Dataset records:
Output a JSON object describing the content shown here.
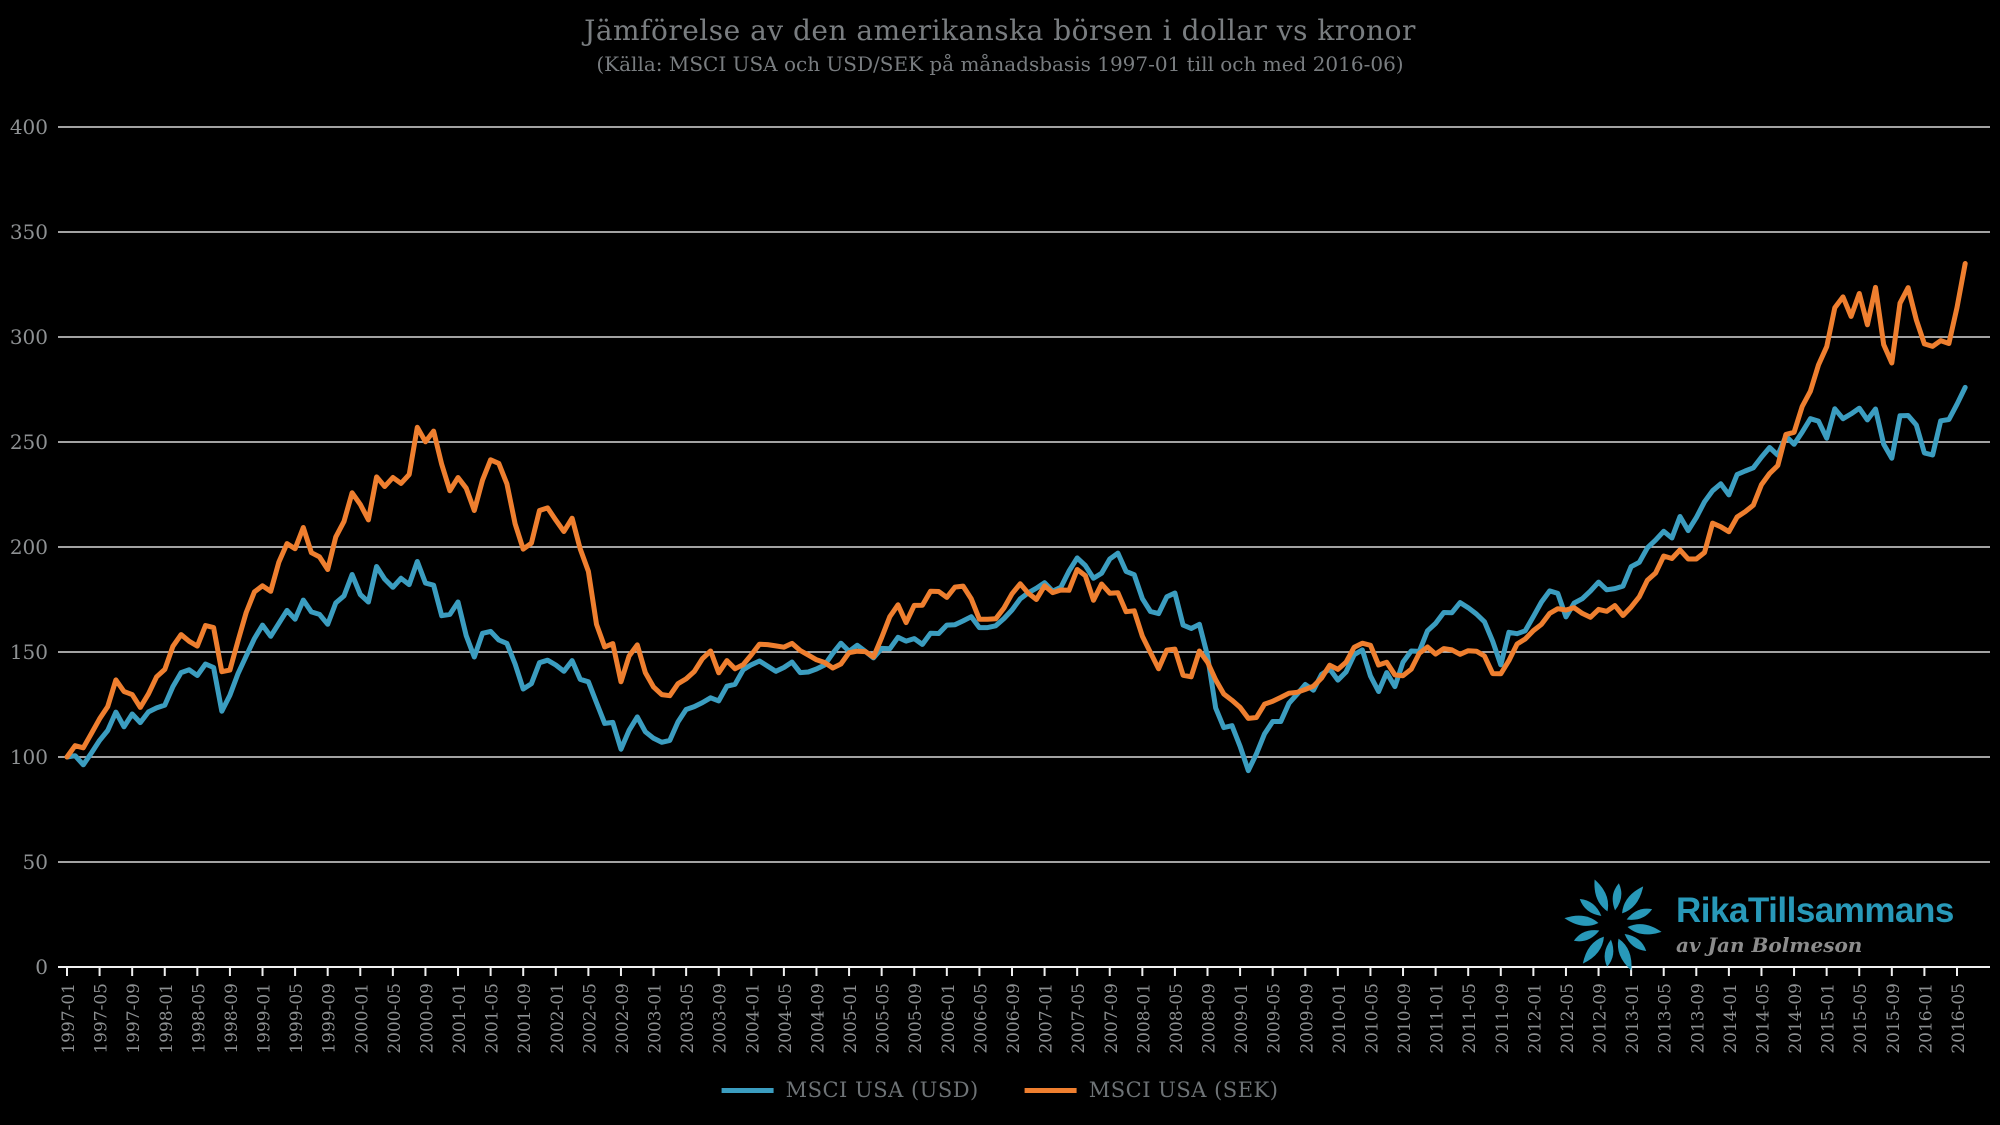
{
  "title": "Jämförelse av den amerikanska börsen i dollar vs kronor",
  "subtitle": "(Källa: MSCI USA och USD/SEK på månadsbasis 1997-01 till och med 2016-06)",
  "legend": {
    "usd": "MSCI USA (USD)",
    "sek": "MSCI USA (SEK)"
  },
  "logo": {
    "brand": "RikaTillsammans",
    "byline": "av Jan Bolmeson"
  },
  "colors": {
    "background": "#000000",
    "usd_line": "#3B9DC0",
    "sek_line": "#EF7F2F",
    "grid": "#D8D8D8",
    "axis": "#F0F0F0",
    "tick_label": "#8E9193",
    "title_text": "#797D80",
    "legend_text": "#6E7376",
    "brand_teal": "#2899B9",
    "byline_gray": "#8C8C8C"
  },
  "chart_data": {
    "type": "line",
    "title": "Jämförelse av den amerikanska börsen i dollar vs kronor",
    "subtitle": "(Källa: MSCI USA och USD/SEK på månadsbasis 1997-01 till och med 2016-06)",
    "frequency": "monthly",
    "x_start": "1997-01",
    "x_end": "2016-06",
    "ylim": [
      0,
      400
    ],
    "grid": true,
    "legend_position": "bottom-center",
    "y_ticks": [
      0,
      50,
      100,
      150,
      200,
      250,
      300,
      350,
      400
    ],
    "x_tick_labels": [
      "1997-01",
      "1997-05",
      "1997-09",
      "1998-01",
      "1998-05",
      "1998-09",
      "1999-01",
      "1999-05",
      "1999-09",
      "2000-01",
      "2000-05",
      "2000-09",
      "2001-01",
      "2001-05",
      "2001-09",
      "2002-01",
      "2002-05",
      "2002-09",
      "2003-01",
      "2003-05",
      "2003-09",
      "2004-01",
      "2004-05",
      "2004-09",
      "2005-01",
      "2005-05",
      "2005-09",
      "2006-01",
      "2006-05",
      "2006-09",
      "2007-01",
      "2007-05",
      "2007-09",
      "2008-01",
      "2008-05",
      "2008-09",
      "2009-01",
      "2009-05",
      "2009-09",
      "2010-01",
      "2010-05",
      "2010-09",
      "2011-01",
      "2011-05",
      "2011-09",
      "2012-01",
      "2012-05",
      "2012-09",
      "2013-01",
      "2013-05",
      "2013-09",
      "2014-01",
      "2014-05",
      "2014-09",
      "2015-01",
      "2015-05",
      "2015-09",
      "2016-01",
      "2016-05"
    ],
    "series": [
      {
        "name": "MSCI USA (USD)",
        "color_key": "usd_line",
        "values": [
          100.0,
          100.6,
          96.3,
          101.9,
          107.9,
          112.6,
          121.4,
          114.4,
          120.5,
          116.4,
          121.5,
          123.4,
          124.7,
          133.5,
          140.2,
          141.5,
          138.8,
          144.3,
          142.6,
          121.8,
          129.4,
          139.8,
          148.1,
          156.4,
          162.8,
          157.5,
          163.6,
          169.8,
          165.6,
          174.7,
          169.1,
          167.9,
          163.2,
          173.4,
          176.7,
          186.9,
          177.4,
          173.8,
          190.7,
          184.7,
          180.8,
          185.1,
          182.1,
          193.1,
          182.8,
          181.8,
          167.3,
          167.9,
          173.8,
          157.8,
          147.6,
          158.9,
          159.8,
          155.7,
          154.1,
          144.3,
          132.4,
          134.9,
          144.9,
          146.1,
          143.8,
          140.8,
          145.9,
          137.0,
          135.8,
          125.9,
          116.0,
          116.5,
          103.7,
          112.7,
          119.1,
          112.0,
          108.9,
          107.0,
          107.9,
          116.7,
          122.6,
          124.0,
          125.9,
          128.2,
          126.7,
          133.7,
          134.6,
          141.5,
          143.9,
          145.7,
          143.3,
          140.8,
          142.6,
          145.2,
          140.2,
          140.5,
          141.9,
          143.8,
          149.4,
          154.2,
          150.3,
          153.2,
          150.3,
          147.2,
          151.7,
          151.5,
          157.0,
          155.2,
          156.4,
          153.6,
          158.9,
          158.8,
          162.8,
          163.0,
          164.8,
          166.8,
          161.6,
          161.6,
          162.5,
          165.9,
          170.0,
          175.3,
          178.2,
          180.4,
          183.0,
          179.0,
          180.8,
          188.5,
          194.8,
          191.2,
          185.1,
          187.5,
          194.3,
          197.1,
          188.4,
          186.8,
          175.4,
          169.3,
          168.3,
          176.3,
          178.1,
          162.8,
          161.2,
          163.2,
          148.3,
          123.3,
          114.0,
          114.9,
          105.1,
          93.5,
          101.5,
          111.1,
          116.9,
          116.9,
          125.6,
          129.9,
          134.5,
          131.8,
          139.4,
          141.9,
          136.6,
          140.5,
          148.7,
          151.0,
          138.5,
          131.2,
          140.2,
          133.5,
          145.2,
          150.5,
          150.3,
          160.1,
          163.6,
          168.8,
          168.7,
          173.5,
          171.1,
          168.1,
          164.4,
          155.1,
          143.9,
          159.4,
          158.7,
          160.1,
          166.9,
          173.8,
          179.1,
          177.9,
          166.7,
          173.3,
          175.4,
          179.0,
          183.3,
          179.6,
          180.2,
          181.4,
          190.6,
          192.7,
          199.6,
          203.3,
          207.5,
          204.3,
          214.5,
          207.8,
          214.0,
          221.5,
          226.8,
          230.1,
          224.8,
          234.5,
          236.2,
          237.7,
          242.8,
          247.4,
          243.7,
          252.8,
          248.9,
          254.7,
          261.1,
          259.9,
          251.8,
          265.8,
          261.1,
          263.4,
          266.1,
          260.5,
          265.7,
          248.9,
          242.3,
          262.5,
          262.6,
          258.1,
          244.8,
          243.8,
          260.1,
          260.7,
          268.0,
          276.0
        ]
      },
      {
        "name": "MSCI USA (SEK)",
        "color_key": "sek_line",
        "values": [
          100.0,
          105.4,
          104.4,
          111.2,
          118.2,
          124.0,
          136.7,
          131.2,
          129.7,
          123.6,
          130.1,
          138.2,
          141.7,
          152.7,
          158.3,
          155.1,
          152.8,
          162.6,
          161.6,
          140.6,
          141.4,
          155.5,
          168.8,
          178.6,
          181.5,
          178.9,
          192.7,
          201.6,
          199.2,
          209.3,
          197.3,
          195.3,
          189.3,
          204.8,
          212.2,
          225.8,
          220.3,
          212.9,
          233.4,
          228.8,
          233.1,
          230.3,
          234.5,
          257.0,
          250.1,
          255.2,
          239.4,
          226.8,
          233.1,
          228.0,
          217.4,
          231.8,
          241.5,
          239.8,
          230.1,
          211.1,
          199.0,
          201.8,
          217.4,
          218.6,
          212.8,
          207.4,
          213.7,
          199.1,
          188.4,
          163.2,
          152.4,
          154.0,
          135.8,
          148.1,
          153.4,
          140.1,
          133.3,
          129.7,
          129.2,
          134.9,
          137.2,
          140.7,
          146.8,
          150.5,
          140.1,
          145.9,
          142.0,
          144.0,
          148.6,
          153.7,
          153.5,
          152.9,
          152.3,
          154.1,
          150.7,
          148.5,
          146.3,
          145.0,
          142.4,
          144.3,
          149.7,
          150.4,
          150.2,
          147.6,
          156.9,
          166.8,
          172.5,
          164.0,
          172.2,
          172.3,
          178.9,
          178.8,
          176.0,
          180.9,
          181.4,
          175.3,
          165.6,
          165.6,
          165.8,
          170.9,
          177.7,
          182.5,
          178.0,
          175.0,
          181.5,
          178.3,
          179.5,
          179.4,
          189.3,
          186.4,
          174.6,
          182.4,
          178.0,
          178.2,
          169.2,
          169.6,
          157.5,
          149.7,
          142.0,
          150.9,
          151.4,
          138.9,
          138.2,
          150.5,
          145.2,
          136.7,
          130.0,
          127.0,
          123.6,
          118.4,
          118.8,
          125.2,
          126.5,
          128.4,
          130.4,
          130.8,
          132.2,
          133.7,
          137.6,
          143.7,
          141.7,
          145.1,
          152.3,
          154.2,
          153.2,
          143.8,
          145.1,
          139.1,
          138.7,
          141.8,
          149.4,
          152.4,
          149.0,
          151.6,
          151.0,
          148.9,
          150.6,
          150.4,
          148.1,
          139.7,
          139.6,
          145.9,
          153.8,
          156.2,
          160.2,
          163.2,
          168.4,
          170.6,
          170.0,
          171.1,
          168.4,
          166.5,
          170.3,
          169.4,
          172.1,
          167.4,
          171.4,
          176.3,
          184.2,
          187.6,
          195.7,
          194.5,
          198.6,
          194.3,
          194.3,
          197.4,
          211.4,
          209.6,
          207.3,
          214.3,
          216.8,
          219.9,
          229.7,
          235.0,
          238.8,
          253.6,
          254.6,
          266.9,
          274.2,
          286.7,
          295.4,
          313.9,
          319.1,
          309.8,
          320.7,
          305.8,
          323.6,
          296.4,
          287.6,
          316.1,
          323.5,
          308.2,
          296.7,
          295.5,
          298.3,
          296.9,
          314.0,
          335.0
        ]
      }
    ]
  }
}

Aim of the exercise:
Give the number of lines above in which the word "amerikanska" occurs, with nothing else.

Response:
2